What the task asks: Find every line with the word "text". Copy those lines.

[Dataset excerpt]
□ □ □ □ □ □ □

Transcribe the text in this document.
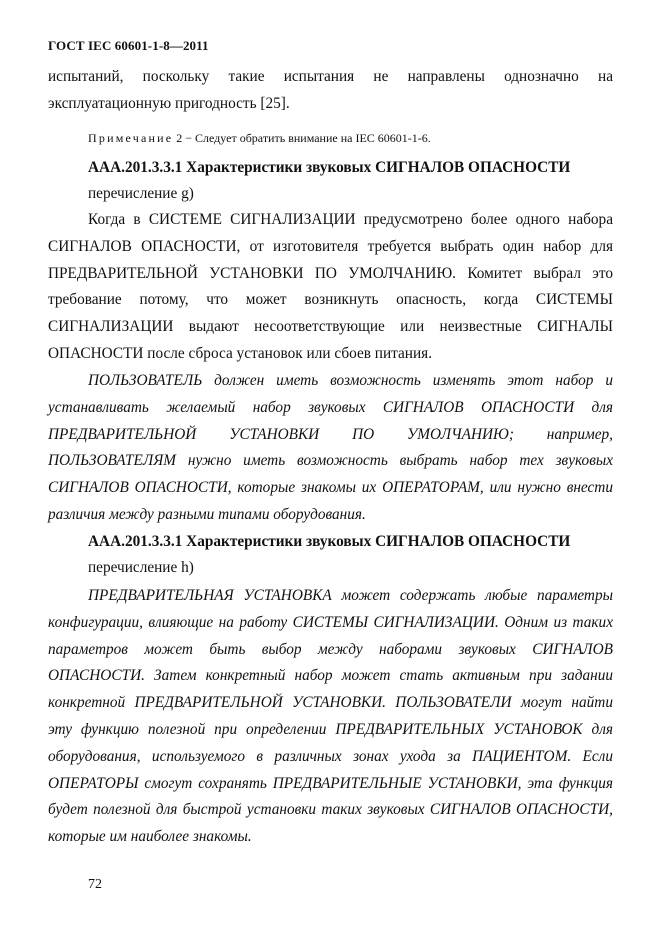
ГОСТ IEC 60601-1-8—2011
испытаний, поскольку такие испытания не направлены однозначно на эксплуатационную пригодность [25].
Примечание 2 − Следует обратить внимание на IEC 60601-1-6.
AAA.201.3.3.1 Характеристики звуковых СИГНАЛОВ ОПАСНОСТИ
перечисление g)
Когда в СИСТЕМЕ СИГНАЛИЗАЦИИ предусмотрено более одного набора СИГНАЛОВ ОПАСНОСТИ, от изготовителя требуется выбрать один набор для ПРЕДВАРИТЕЛЬНОЙ УСТАНОВКИ ПО УМОЛЧАНИЮ. Комитет выбрал это требование потому, что может возникнуть опасность, когда СИСТЕМЫ СИГНАЛИЗАЦИИ выдают несоответствующие или неизвестные СИГНАЛЫ ОПАСНОСТИ после сброса установок или сбоев питания.
ПОЛЬЗОВАТЕЛЬ должен иметь возможность изменять этот набор и устанавливать желаемый набор звуковых СИГНАЛОВ ОПАСНОСТИ для ПРЕДВАРИТЕЛЬНОЙ УСТАНОВКИ ПО УМОЛЧАНИЮ; например, ПОЛЬЗОВАТЕЛЯМ нужно иметь возможность выбрать набор тех звуковых СИГНАЛОВ ОПАСНОСТИ, которые знакомы их ОПЕРАТОРАМ, или нужно внести различия между разными типами оборудования.
AAA.201.3.3.1 Характеристики звуковых СИГНАЛОВ ОПАСНОСТИ
перечисление h)
ПРЕДВАРИТЕЛЬНАЯ УСТАНОВКА может содержать любые параметры конфигурации, влияющие на работу СИСТЕМЫ СИГНАЛИЗАЦИИ. Одним из таких параметров может быть выбор между наборами звуковых СИГНАЛОВ ОПАСНОСТИ. Затем конкретный набор может стать активным при задании конкретной ПРЕДВАРИТЕЛЬНОЙ УСТАНОВКИ. ПОЛЬЗОВАТЕЛИ могут найти эту функцию полезной при определении ПРЕДВАРИТЕЛЬНЫХ УСТАНОВОК для оборудования, используемого в различных зонах ухода за ПАЦИЕНТОМ. Если ОПЕРАТОРЫ смогут сохранять ПРЕДВАРИТЕЛЬНЫЕ УСТАНОВКИ, эта функция будет полезной для быстрой установки таких звуковых СИГНАЛОВ ОПАСНОСТИ, которые им наиболее знакомы.
72
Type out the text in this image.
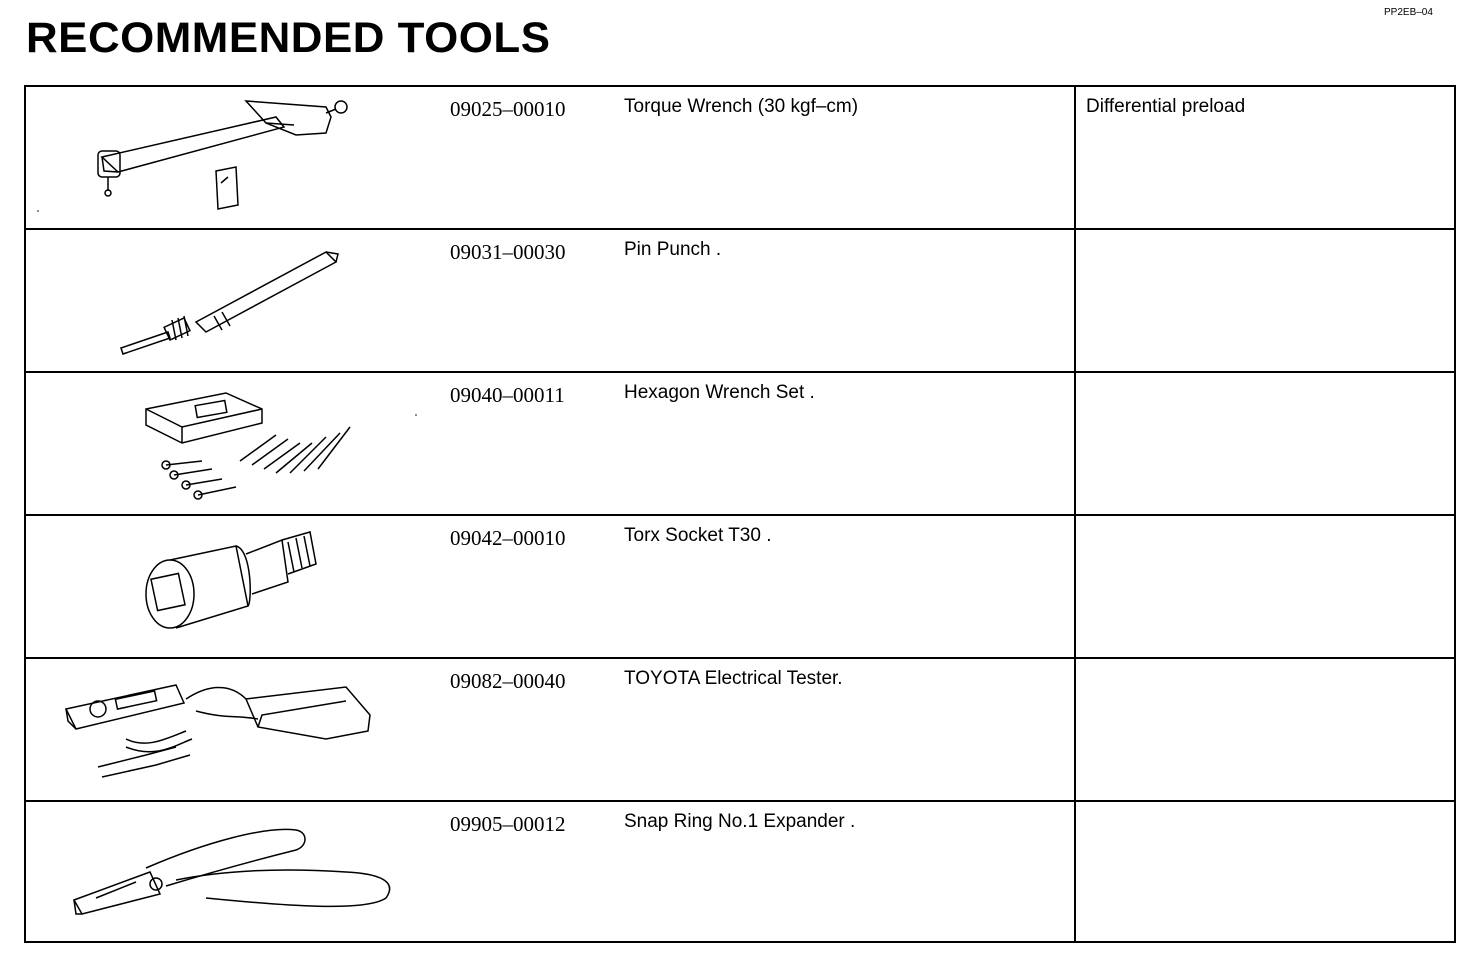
RECOMMENDED TOOLS
PP2EB–04
09025–00010	Torque Wrench (30 kgf–cm)	Differential preload
09031–00030	Pin Punch .
09040–00011	Hexagon Wrench Set .
09042–00010	Torx Socket T30 .
09082–00040	TOYOTA Electrical Tester.
09905–00012	Snap Ring No.1 Expander .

□ □ □ □ □ □ □

Output:
Transcribe the text in this document.
Type out the text in this image.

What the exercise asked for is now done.